Exercise details
Scan each line of the records for the word "hanno" and extract the ones that have it.

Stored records
..........
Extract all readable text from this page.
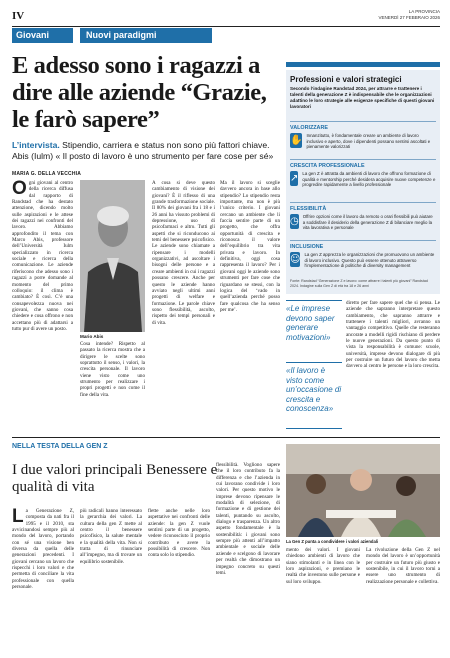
IV	LA PROVINCIA
VENERDÌ 27 FEBBRAIO 2026
Giovani	Nuovi paradigmi
E adesso sono i ragazzi a dire alle aziende “Grazie, le farò sapere”

L’intervista. Stipendio, carriera e status non sono più fattori chiave. Abis (Iulm) « Il posto di lavoro è uno strumento per fare cose per sé»

MARIA G. DELLA VECCHIA
O gni giovani al centro della ricerca diffusa dal rapporto di Randstad che ha destato attenzione, dicendo molto sulle aspirazioni e le attese dei ragazzi nei confronti del lavoro. Abbiamo approfondito il tema con Marco Abis, professore dell’Università Iulm specializzato in ricerca sociale e ricerca della comunicazione. Le aziende riferiscono che adesso sono i ragazzi a porre domande al momento del primo colloquio: il clima è cambiato? È così. C’è una consapevolezza nuova nei giovani, che sanno cosa chiedere e cosa offrono e non accettano più di adattarsi a tutto pur di avere un posto.
Mario Abis
Cosa intende? Rispetto al passato la ricerca mostra che a dirigere le scelte sono soprattutto il senso, i valori, la crescita personale. Il lavoro viene visto come uno strumento per realizzare i propri progetti e non come il fine della vita.
A cosa si deve questo cambiamento di visione dei giovani? È il riflesso di una grande trasformazione sociale. Il 80% dei giovani fra i 18 e i 26 anni ha vissuto problemi di depressione, uso di psicofarmaci e altro. Tutti gli aspetti che si riconducono ai temi del benessere psicofisico. Le aziende sono chiamate a ripensare i modelli organizzativi, ad ascoltare i bisogni delle persone e a creare ambienti in cui i ragazzi possano crescere. Anche per questo le aziende hanno avviato negli ultimi anni progetti di welfare e formazione. Le parole chiave sono flessibilità, ascolto, rispetto dei tempi personali e di vita.
Ma il lavoro si sceglie davvero ancora in base allo stipendio? Lo stipendio resta importante, ma non è più l’unico criterio. I giovani cercano un ambiente che li faccia sentire parte di un progetto, che offra opportunità di crescita e riconosca il valore dell’equilibrio tra vita privata e lavoro. In definitiva, oggi cosa rappresenta il lavoro? Per i giovani oggi le aziende sono strumenti per fare cose che riguardano se stessi, con la logica del ‘vado in quell’azienda perché posso fare qualcosa che ha senso per me’.
Professioni e valori strategici
Secondo l’indagine Randstad 2024, per attrarre e trattenere i talenti della generazione Z è indispensabile che le organizzazioni adattino le loro strategie alle esigenze specifiche di questi giovani lavoratori
VALORIZZARE
✋ Innanzitutto, è fondamentale creare un ambiente di lavoro inclusivo e aperto, dove i dipendenti possano sentirsi ascoltati e pienamente valorizzati
CRESCITA PROFESSIONALE
↗ La gen Z è attratta da ambienti di lavoro che offrono formazione di qualità e mentorship perché desidera acquisire nuove competenze e progredire rapidamente a livello professionale
FLESSIBILITÀ
◷ Offrire opzioni come il lavoro da remoto o orari flessibili può aiutare a soddisfare il desiderio della generazione Z di bilanciare meglio la vita lavorativa e personale
INCLUSIONE
☺ La gen Z apprezza le organizzazioni che promuovono un ambiente di lavoro inclusivo. Questo può essere ottenuto attraverso l’implementazione di politiche di diversity management
Fonte: Randstad “Generazione Z e lavoro: come attrarre i talenti più giovani” Randstad 2024. Indagine sulla Gen Z di età tra 18 e 26 anni
«Le imprese devono saper generare motivazioni»
«Il lavoro è visto come un’occasione di crescita e conoscenza»
diretto per fare sapere quel che si pensa. Le aziende che sapranno interpretare questo cambiamento, che sapranno attrarre e trattenere i talenti migliori, avranno un vantaggio competitivo. Quelle che resteranno ancorate a modelli rigidi rischiano di perdere le nuove generazioni. Da questo punto di vista la responsabilità è comune: scuole, università, imprese devono dialogare di più per costruire un futuro del lavoro che metta davvero al centro le persone e la loro crescita.
NELLA TESTA DELLA GEN Z
I due valori principali Benessere e qualità di vita
L a Generazione Z, composta da nati fra il 1995 e il 2010, sta avvicinandosi sempre più al mondo del lavoro, portando con sé una visione ben diversa da quella delle generazioni precedenti. I giovani cercano un lavoro che rispecchi i loro valori e che permetta di conciliare la vita professionale con quella personale.
più radicali hanno interessato la gerarchia dei valori. La cultura della gen Z mette al centro il benessere psicofisico, la salute mentale e la qualità della vita. Non si tratta di rinunciare all’impegno, ma di trovare un equilibrio sostenibile.
flette anche nelle loro aspettative nei confronti delle aziende: la gen Z vuole sentirsi parte di un progetto, vedere riconosciuto il proprio contributo e avere la possibilità di crescere. Non conta solo lo stipendio.
flessibilità. Vogliono sapere che il loro contributo fa la differenza e che l’azienda in cui lavorano condivide i loro valori. Per questo motivo le imprese devono ripensare le modalità di selezione, di formazione e di gestione dei talenti, puntando su ascolto, dialogo e trasparenza. Un altro aspetto fondamentale è la sostenibilità: i giovani sono sempre più attenti all’impatto ambientale e sociale delle aziende e scelgono di lavorare per realtà che dimostrano un impegno concreto su questi temi.
La Gen Z punta a condividere i valori aziendali
mento dei valori. I giovani chiedono ambienti di lavoro che siano stimolanti e in linea con le loro aspirazioni, e premiano le realtà che investono sulle persone e sul loro sviluppo.
La rivoluzione della Gen Z nel mondo del lavoro è un’opportunità per costruire un futuro più giusto e sostenibile, in cui il lavoro torni a essere uno strumento di realizzazione personale e collettiva.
..........
Result
A cosa si deve questo cambiamento di visione dei giovani? È il riflesso di una grande trasformazione sociale. Il 80% dei giovani fra i 18 e i 26 anni ha vissuto problemi di depressione, uso di psicofarmaci e altro. Tutti gli aspetti che si riconducono ai temi del benessere psicofisico. Le aziende sono chiamate a ripensare i modelli organizzativi, ad ascoltare i bisogni delle persone e a creare ambienti in cui i ragazzi possano crescere. Anche per questo le aziende hanno avviato negli ultimi anni progetti di welfare e formazione. Le parole chiave sono flessibilità, ascolto, rispetto dei tempi personali e di vita.
più radicali hanno interessato la gerarchia dei valori. La cultura della gen Z mette al centro il benessere psicofisico, la salute mentale e la qualità della vita. Non si tratta di rinunciare all’impegno, ma di trovare un equilibrio sostenibile.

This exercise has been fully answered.